▸ SUPPLIED INFORMATION
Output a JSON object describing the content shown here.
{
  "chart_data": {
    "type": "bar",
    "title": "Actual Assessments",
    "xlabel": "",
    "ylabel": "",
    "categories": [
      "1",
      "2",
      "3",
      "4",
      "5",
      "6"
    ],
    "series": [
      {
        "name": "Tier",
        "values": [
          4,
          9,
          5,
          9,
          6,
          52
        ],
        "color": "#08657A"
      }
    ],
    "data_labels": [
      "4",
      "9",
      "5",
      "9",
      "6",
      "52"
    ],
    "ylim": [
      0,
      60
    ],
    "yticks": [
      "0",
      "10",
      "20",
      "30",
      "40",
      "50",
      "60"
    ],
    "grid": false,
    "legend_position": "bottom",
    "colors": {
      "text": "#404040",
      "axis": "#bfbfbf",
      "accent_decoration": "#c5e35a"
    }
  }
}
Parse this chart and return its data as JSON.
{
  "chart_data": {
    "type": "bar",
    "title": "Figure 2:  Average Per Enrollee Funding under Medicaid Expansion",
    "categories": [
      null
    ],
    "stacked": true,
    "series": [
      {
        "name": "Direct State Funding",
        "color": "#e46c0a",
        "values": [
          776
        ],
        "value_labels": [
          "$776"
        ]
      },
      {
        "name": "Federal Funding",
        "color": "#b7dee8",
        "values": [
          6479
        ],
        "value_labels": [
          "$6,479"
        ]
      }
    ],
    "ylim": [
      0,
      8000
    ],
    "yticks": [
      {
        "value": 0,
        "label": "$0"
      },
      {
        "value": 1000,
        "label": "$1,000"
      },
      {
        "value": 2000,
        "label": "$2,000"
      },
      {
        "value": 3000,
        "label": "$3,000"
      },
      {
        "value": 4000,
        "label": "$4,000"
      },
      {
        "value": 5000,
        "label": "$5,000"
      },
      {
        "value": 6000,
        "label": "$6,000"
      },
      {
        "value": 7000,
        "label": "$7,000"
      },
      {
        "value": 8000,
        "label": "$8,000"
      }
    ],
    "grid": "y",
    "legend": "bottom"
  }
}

▸ EXERCISE
Transcribe the material exactly as it reads.

▸ COMPLETE OUTPUT
Output a JSON object describing the content shown here.
{
  "chart_data": {
    "type": "bar",
    "title": "Actual Assessments",
    "xlabel": "",
    "ylabel": "",
    "categories": [
      "1",
      "2",
      "3",
      "4",
      "5",
      "6"
    ],
    "series": [
      {
        "name": "Tier",
        "values": [
          4,
          9,
          5,
          9,
          6,
          52
        ],
        "color": "#08657A"
      }
    ],
    "data_labels": [
      "4",
      "9",
      "5",
      "9",
      "6",
      "52"
    ],
    "ylim": [
      0,
      60
    ],
    "yticks": [
      "0",
      "10",
      "20",
      "30",
      "40",
      "50",
      "60"
    ],
    "grid": false,
    "legend_position": "bottom",
    "colors": {
      "text": "#404040",
      "axis": "#bfbfbf",
      "accent_decoration": "#c5e35a"
    }
  }
}
Parse this chart and return its data as JSON.
{
  "chart_data": {
    "type": "bar",
    "title": "Figure 2:  Average Per Enrollee Funding under Medicaid Expansion",
    "categories": [
      null
    ],
    "stacked": true,
    "series": [
      {
        "name": "Direct State Funding",
        "color": "#e46c0a",
        "values": [
          776
        ],
        "value_labels": [
          "$776"
        ]
      },
      {
        "name": "Federal Funding",
        "color": "#b7dee8",
        "values": [
          6479
        ],
        "value_labels": [
          "$6,479"
        ]
      }
    ],
    "ylim": [
      0,
      8000
    ],
    "yticks": [
      {
        "value": 0,
        "label": "$0"
      },
      {
        "value": 1000,
        "label": "$1,000"
      },
      {
        "value": 2000,
        "label": "$2,000"
      },
      {
        "value": 3000,
        "label": "$3,000"
      },
      {
        "value": 4000,
        "label": "$4,000"
      },
      {
        "value": 5000,
        "label": "$5,000"
      },
      {
        "value": 6000,
        "label": "$6,000"
      },
      {
        "value": 7000,
        "label": "$7,000"
      },
      {
        "value": 8000,
        "label": "$8,000"
      }
    ],
    "grid": "y",
    "legend": "bottom"
  }
}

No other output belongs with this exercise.